— Start DATA FOR THIS EXERCISE —

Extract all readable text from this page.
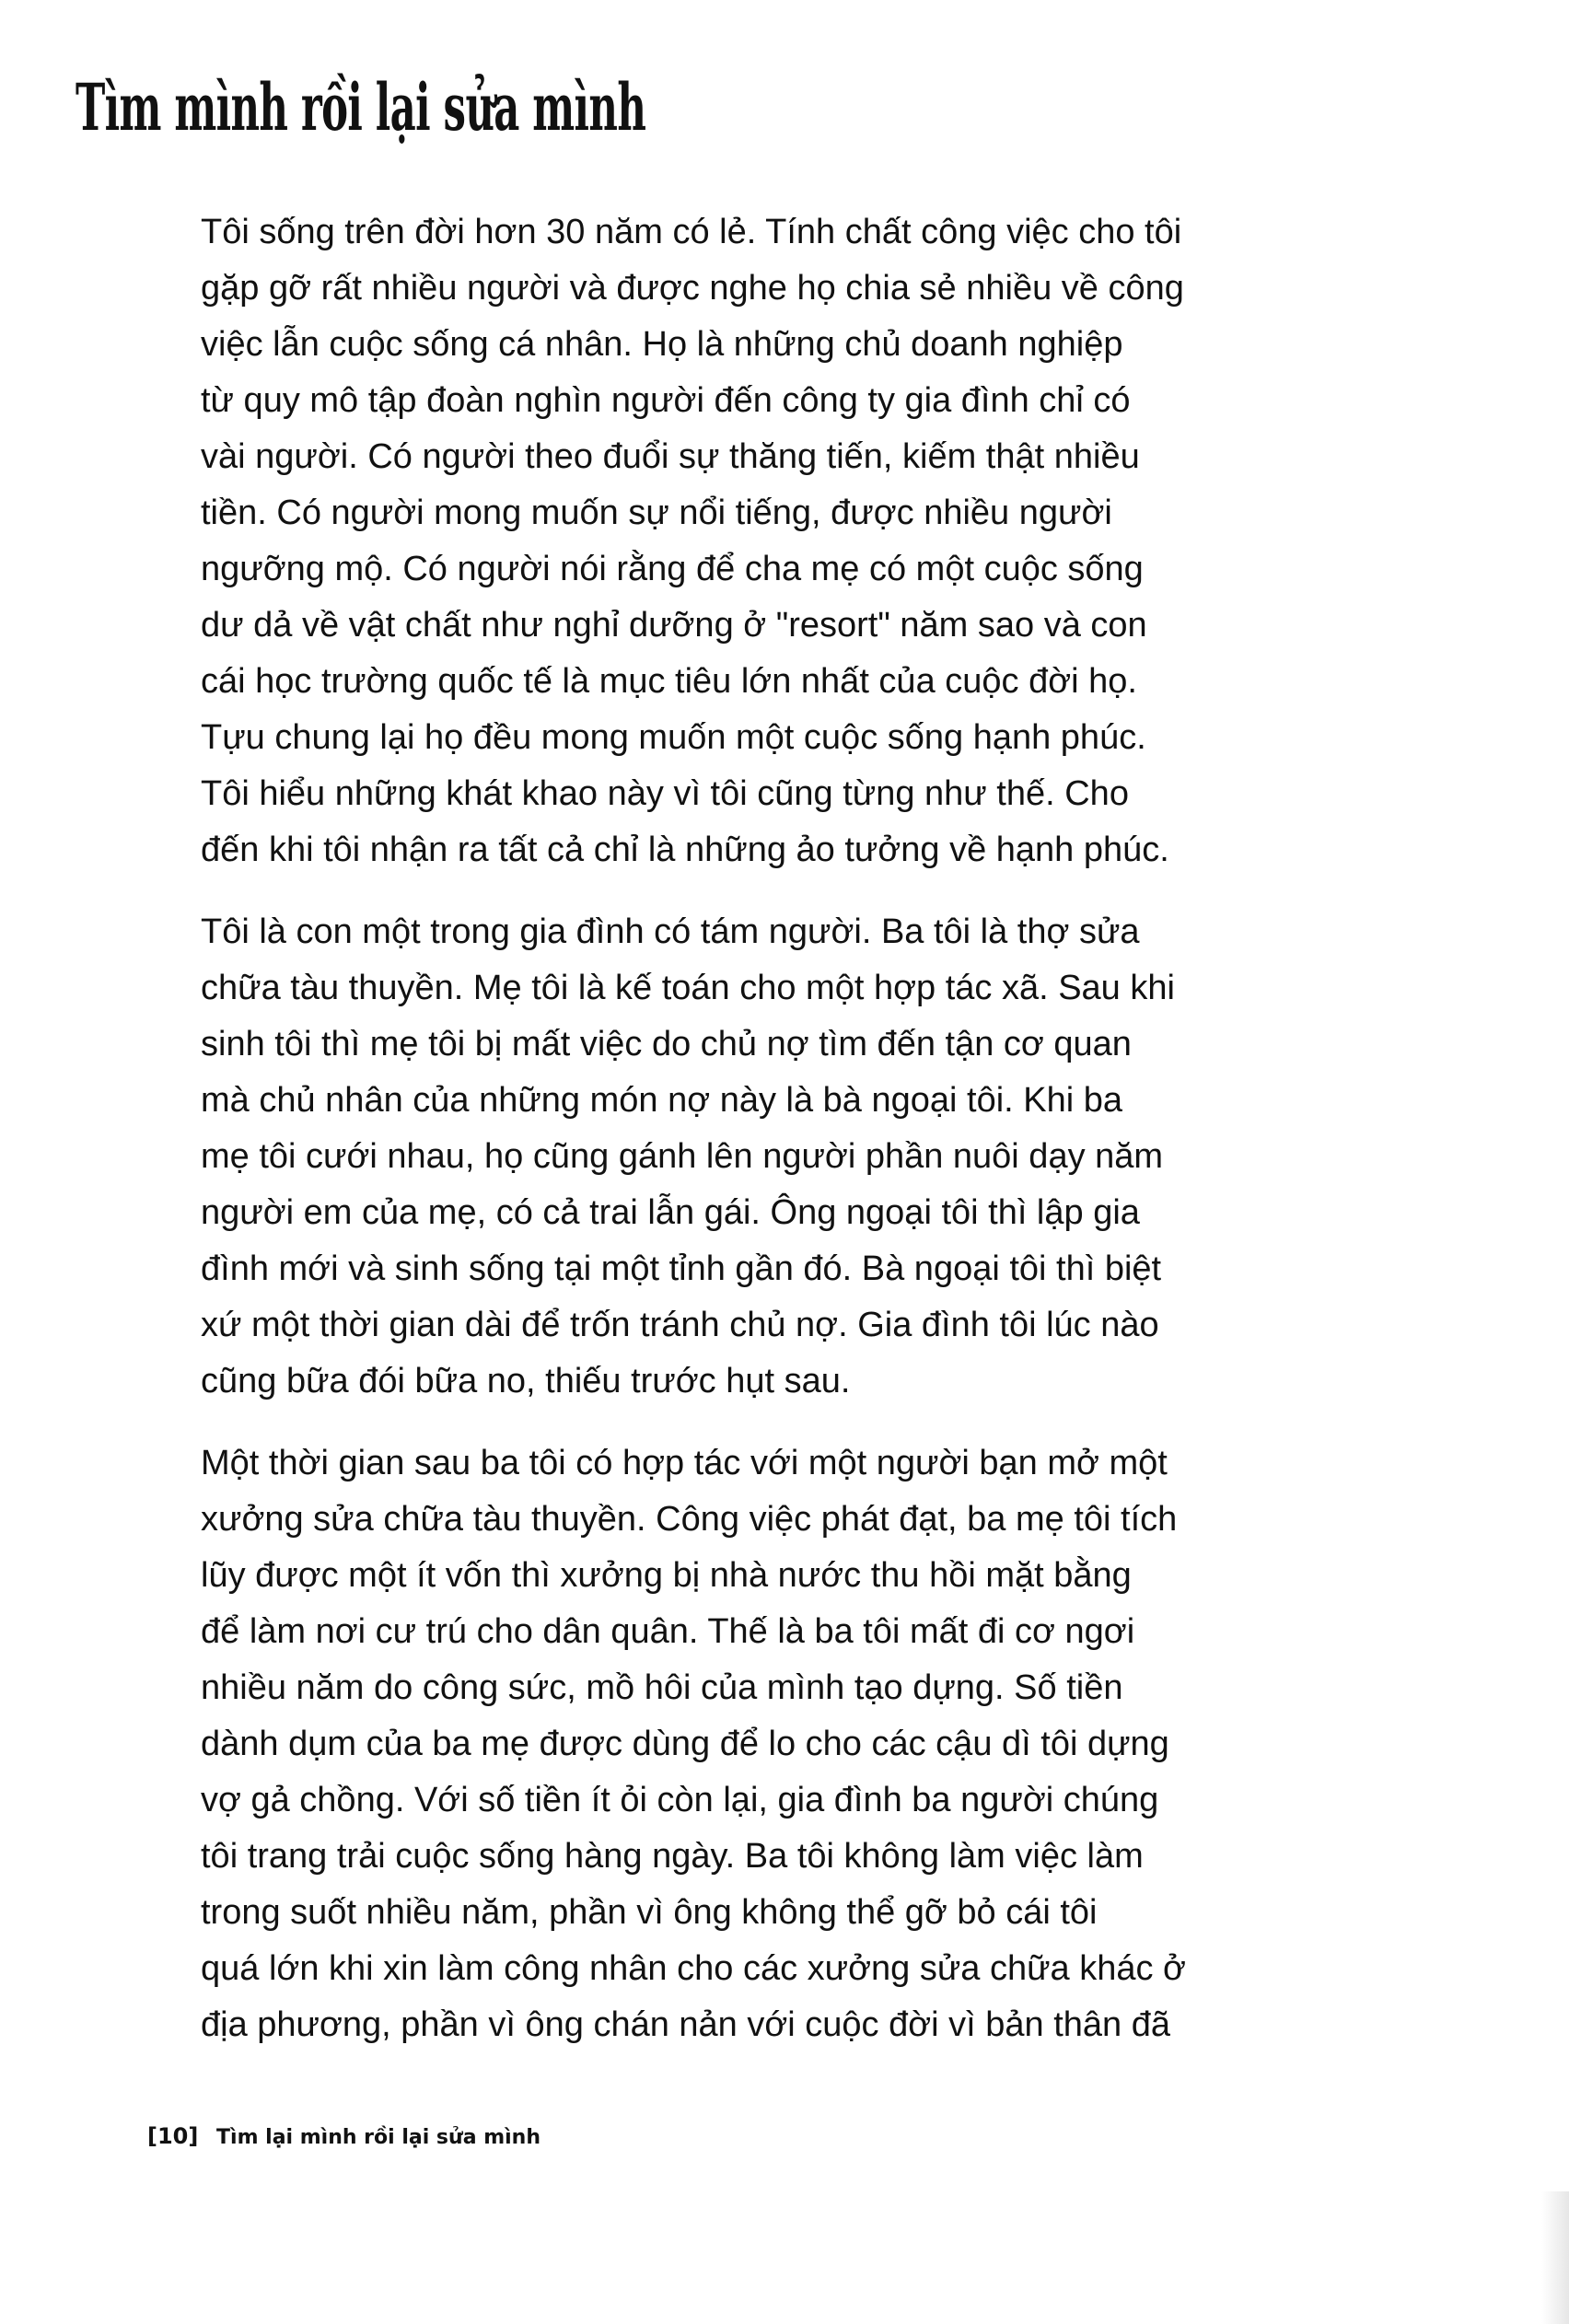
Tìm mình rồi lại sửa mình
Tôi sống trên đời hơn 30 năm có lẻ. Tính chất công việc cho tôi
gặp gỡ rất nhiều người và được nghe họ chia sẻ nhiều về công
việc lẫn cuộc sống cá nhân. Họ là những chủ doanh nghiệp
từ quy mô tập đoàn nghìn người đến công ty gia đình chỉ có
vài người. Có người theo đuổi sự thăng tiến, kiếm thật nhiều
tiền. Có người mong muốn sự nổi tiếng, được nhiều người
ngưỡng mộ. Có người nói rằng để cha mẹ có một cuộc sống
dư dả về vật chất như nghỉ dưỡng ở "resort" năm sao và con
cái học trường quốc tế là mục tiêu lớn nhất của cuộc đời họ.
Tựu chung lại họ đều mong muốn một cuộc sống hạnh phúc.
Tôi hiểu những khát khao này vì tôi cũng từng như thế. Cho
đến khi tôi nhận ra tất cả chỉ là những ảo tưởng về hạnh phúc.
Tôi là con một trong gia đình có tám người. Ba tôi là thợ sửa
chữa tàu thuyền. Mẹ tôi là kế toán cho một hợp tác xã. Sau khi
sinh tôi thì mẹ tôi bị mất việc do chủ nợ tìm đến tận cơ quan
mà chủ nhân của những món nợ này là bà ngoại tôi. Khi ba
mẹ tôi cưới nhau, họ cũng gánh lên người phần nuôi dạy năm
người em của mẹ, có cả trai lẫn gái. Ông ngoại tôi thì lập gia
đình mới và sinh sống tại một tỉnh gần đó. Bà ngoại tôi thì biệt
xứ một thời gian dài để trốn tránh chủ nợ. Gia đình tôi lúc nào
cũng bữa đói bữa no, thiếu trước hụt sau.
Một thời gian sau ba tôi có hợp tác với một người bạn mở một
xưởng sửa chữa tàu thuyền. Công việc phát đạt, ba mẹ tôi tích
lũy được một ít vốn thì xưởng bị nhà nước thu hồi mặt bằng
để làm nơi cư trú cho dân quân. Thế là ba tôi mất đi cơ ngơi
nhiều năm do công sức, mồ hôi của mình tạo dựng. Số tiền
dành dụm của ba mẹ được dùng để lo cho các cậu dì tôi dựng
vợ gả chồng. Với số tiền ít ỏi còn lại, gia đình ba người chúng
tôi trang trải cuộc sống hàng ngày. Ba tôi không làm việc làm
trong suốt nhiều năm, phần vì ông không thể gỡ bỏ cái tôi
quá lớn khi xin làm công nhân cho các xưởng sửa chữa khác ở
địa phương, phần vì ông chán nản với cuộc đời vì bản thân đã
[10] Tìm lại mình rồi lại sửa mình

— End DATA FOR THIS EXERCISE —

> **TASK STATEMENT**:
Going through the entries above, tally each line that has the word "thuyền". Answer with the number only.

> **EXERCISE ANSWER**:
2